WHAT THE EXERCISE ASKS
Extract the full set of records that follows, word for word.

Stored data

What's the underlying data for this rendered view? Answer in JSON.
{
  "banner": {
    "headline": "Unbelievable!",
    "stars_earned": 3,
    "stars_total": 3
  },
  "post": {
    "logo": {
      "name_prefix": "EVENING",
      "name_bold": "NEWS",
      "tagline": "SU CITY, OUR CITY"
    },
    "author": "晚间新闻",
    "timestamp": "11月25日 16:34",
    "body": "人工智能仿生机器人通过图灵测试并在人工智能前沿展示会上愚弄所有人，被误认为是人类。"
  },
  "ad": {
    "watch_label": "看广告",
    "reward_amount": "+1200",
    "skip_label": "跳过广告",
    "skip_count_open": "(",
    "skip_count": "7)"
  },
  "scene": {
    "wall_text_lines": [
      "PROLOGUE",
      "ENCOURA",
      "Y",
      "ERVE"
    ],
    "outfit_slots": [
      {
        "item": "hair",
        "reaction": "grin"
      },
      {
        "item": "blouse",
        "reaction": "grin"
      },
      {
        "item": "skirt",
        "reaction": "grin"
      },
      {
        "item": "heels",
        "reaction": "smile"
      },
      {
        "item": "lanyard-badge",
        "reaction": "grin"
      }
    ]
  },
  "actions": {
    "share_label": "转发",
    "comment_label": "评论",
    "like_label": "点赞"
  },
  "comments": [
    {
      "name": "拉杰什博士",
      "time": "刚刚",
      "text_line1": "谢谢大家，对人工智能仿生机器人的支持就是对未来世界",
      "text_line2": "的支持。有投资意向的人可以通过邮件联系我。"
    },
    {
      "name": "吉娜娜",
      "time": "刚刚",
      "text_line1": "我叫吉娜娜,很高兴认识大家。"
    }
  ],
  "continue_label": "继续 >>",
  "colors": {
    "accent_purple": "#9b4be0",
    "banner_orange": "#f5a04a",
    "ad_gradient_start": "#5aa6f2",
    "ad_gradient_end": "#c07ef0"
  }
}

ANSWER TO THE TASK
What's the underlying data for this rendered view? Answer in JSON.
{
  "banner": {
    "headline": "Unbelievable!",
    "stars_earned": 3,
    "stars_total": 3
  },
  "post": {
    "logo": {
      "name_prefix": "EVENING",
      "name_bold": "NEWS",
      "tagline": "SU CITY, OUR CITY"
    },
    "author": "晚间新闻",
    "timestamp": "11月25日 16:34",
    "body": "人工智能仿生机器人通过图灵测试并在人工智能前沿展示会上愚弄所有人，被误认为是人类。"
  },
  "ad": {
    "watch_label": "看广告",
    "reward_amount": "+1200",
    "skip_label": "跳过广告",
    "skip_count_open": "(",
    "skip_count": "7)"
  },
  "scene": {
    "wall_text_lines": [
      "PROLOGUE",
      "ENCOURA",
      "Y",
      "ERVE"
    ],
    "outfit_slots": [
      {
        "item": "hair",
        "reaction": "grin"
      },
      {
        "item": "blouse",
        "reaction": "grin"
      },
      {
        "item": "skirt",
        "reaction": "grin"
      },
      {
        "item": "heels",
        "reaction": "smile"
      },
      {
        "item": "lanyard-badge",
        "reaction": "grin"
      }
    ]
  },
  "actions": {
    "share_label": "转发",
    "comment_label": "评论",
    "like_label": "点赞"
  },
  "comments": [
    {
      "name": "拉杰什博士",
      "time": "刚刚",
      "text_line1": "谢谢大家，对人工智能仿生机器人的支持就是对未来世界",
      "text_line2": "的支持。有投资意向的人可以通过邮件联系我。"
    },
    {
      "name": "吉娜娜",
      "time": "刚刚",
      "text_line1": "我叫吉娜娜,很高兴认识大家。"
    }
  ],
  "continue_label": "继续 >>",
  "colors": {
    "accent_purple": "#9b4be0",
    "banner_orange": "#f5a04a",
    "ad_gradient_start": "#5aa6f2",
    "ad_gradient_end": "#c07ef0"
  }
}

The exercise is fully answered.